---- Records for this task

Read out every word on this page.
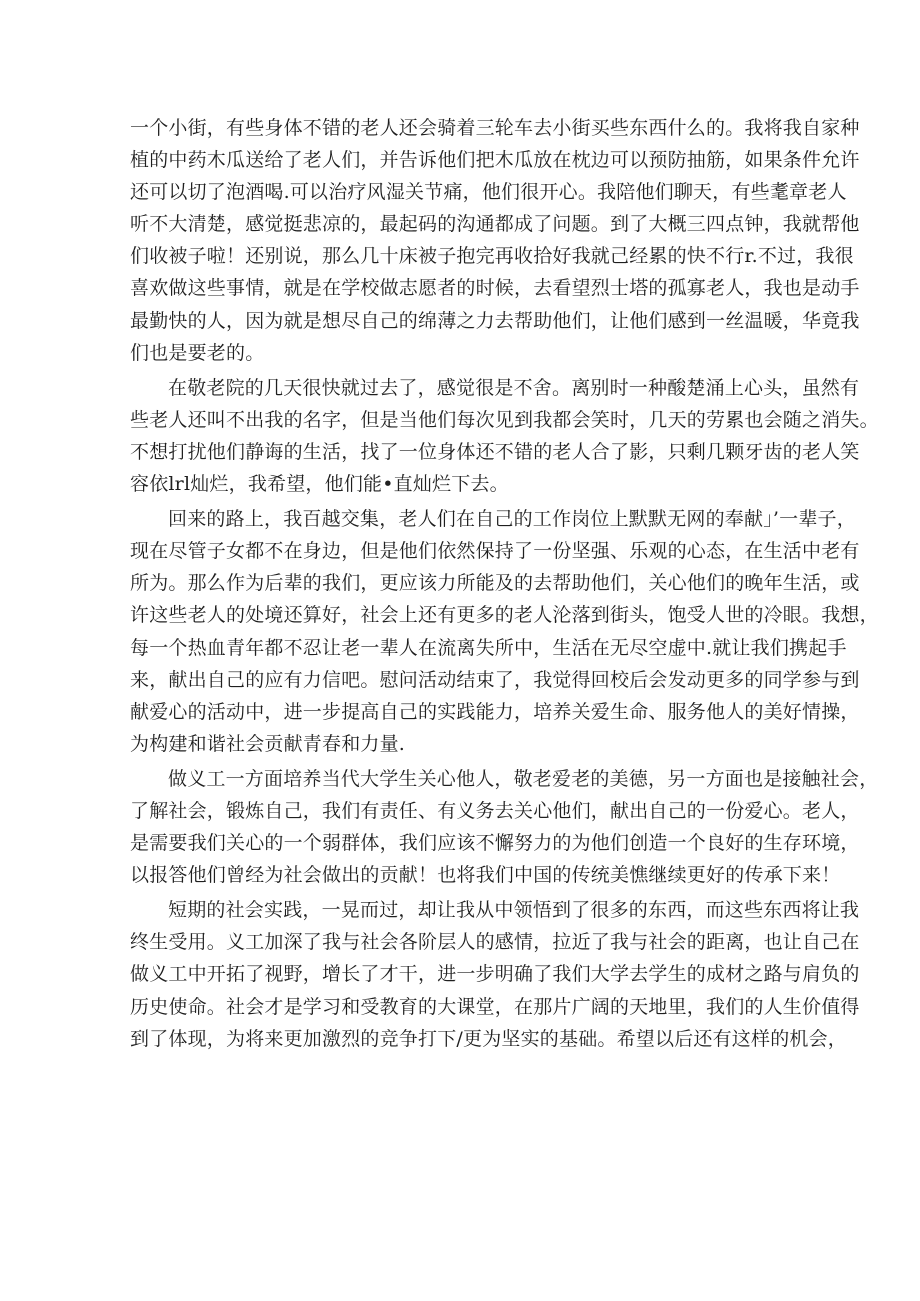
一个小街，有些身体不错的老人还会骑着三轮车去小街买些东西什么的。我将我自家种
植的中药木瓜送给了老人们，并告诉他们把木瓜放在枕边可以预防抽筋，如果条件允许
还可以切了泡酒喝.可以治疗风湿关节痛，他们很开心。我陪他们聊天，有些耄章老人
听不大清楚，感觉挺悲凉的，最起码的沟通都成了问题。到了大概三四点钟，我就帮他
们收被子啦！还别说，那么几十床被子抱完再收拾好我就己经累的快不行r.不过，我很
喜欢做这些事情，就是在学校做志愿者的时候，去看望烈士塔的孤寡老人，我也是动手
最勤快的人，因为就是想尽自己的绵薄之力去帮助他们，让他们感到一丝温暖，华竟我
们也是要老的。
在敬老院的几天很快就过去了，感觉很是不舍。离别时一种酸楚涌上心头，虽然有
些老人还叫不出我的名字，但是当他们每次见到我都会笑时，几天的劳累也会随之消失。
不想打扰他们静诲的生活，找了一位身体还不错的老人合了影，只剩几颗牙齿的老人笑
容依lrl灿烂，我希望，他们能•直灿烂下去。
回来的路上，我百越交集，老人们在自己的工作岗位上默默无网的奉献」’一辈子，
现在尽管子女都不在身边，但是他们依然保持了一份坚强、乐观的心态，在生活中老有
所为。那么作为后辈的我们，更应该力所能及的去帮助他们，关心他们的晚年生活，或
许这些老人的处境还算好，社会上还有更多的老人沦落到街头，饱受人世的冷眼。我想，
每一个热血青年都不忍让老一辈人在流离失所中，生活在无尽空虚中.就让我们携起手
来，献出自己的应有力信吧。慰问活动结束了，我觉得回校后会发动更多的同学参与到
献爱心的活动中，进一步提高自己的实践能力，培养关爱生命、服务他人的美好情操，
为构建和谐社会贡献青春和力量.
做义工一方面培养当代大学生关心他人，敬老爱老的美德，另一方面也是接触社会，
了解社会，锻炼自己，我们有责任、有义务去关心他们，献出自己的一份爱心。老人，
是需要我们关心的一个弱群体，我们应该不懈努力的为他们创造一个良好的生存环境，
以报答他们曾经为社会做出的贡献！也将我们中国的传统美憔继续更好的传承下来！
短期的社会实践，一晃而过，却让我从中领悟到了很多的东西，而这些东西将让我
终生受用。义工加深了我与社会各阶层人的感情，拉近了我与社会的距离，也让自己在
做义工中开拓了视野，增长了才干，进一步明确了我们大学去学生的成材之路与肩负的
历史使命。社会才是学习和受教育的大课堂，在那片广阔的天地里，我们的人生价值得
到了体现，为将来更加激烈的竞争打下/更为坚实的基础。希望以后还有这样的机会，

--------
---- Records for this task

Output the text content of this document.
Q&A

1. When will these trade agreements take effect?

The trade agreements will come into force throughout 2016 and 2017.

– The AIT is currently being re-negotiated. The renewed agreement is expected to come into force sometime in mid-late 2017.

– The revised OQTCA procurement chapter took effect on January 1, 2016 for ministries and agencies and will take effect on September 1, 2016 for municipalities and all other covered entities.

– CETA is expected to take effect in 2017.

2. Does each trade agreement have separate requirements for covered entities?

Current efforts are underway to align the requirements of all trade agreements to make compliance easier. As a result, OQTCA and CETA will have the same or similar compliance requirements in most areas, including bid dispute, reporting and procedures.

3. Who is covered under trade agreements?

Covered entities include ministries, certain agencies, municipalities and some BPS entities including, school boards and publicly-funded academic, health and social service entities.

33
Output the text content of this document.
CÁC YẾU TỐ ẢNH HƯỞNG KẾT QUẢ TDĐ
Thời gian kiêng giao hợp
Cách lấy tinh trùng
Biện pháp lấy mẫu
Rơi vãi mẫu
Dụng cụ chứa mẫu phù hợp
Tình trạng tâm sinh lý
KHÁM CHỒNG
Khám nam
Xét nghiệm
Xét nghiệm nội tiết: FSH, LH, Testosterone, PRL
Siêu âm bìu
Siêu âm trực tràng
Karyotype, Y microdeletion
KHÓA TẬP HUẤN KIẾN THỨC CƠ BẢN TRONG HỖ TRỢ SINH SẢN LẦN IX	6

--------

_Exercise_: Collect every line above that contains the word "effect".

_Finished answer_:
1. When will these trade agreements take effect?
– The revised OQTCA procurement chapter took effect on January 1, 2016 for ministries and agencies and will take effect on September 1, 2016 for municipalities and all other covered entities.
– CETA is expected to take effect in 2017.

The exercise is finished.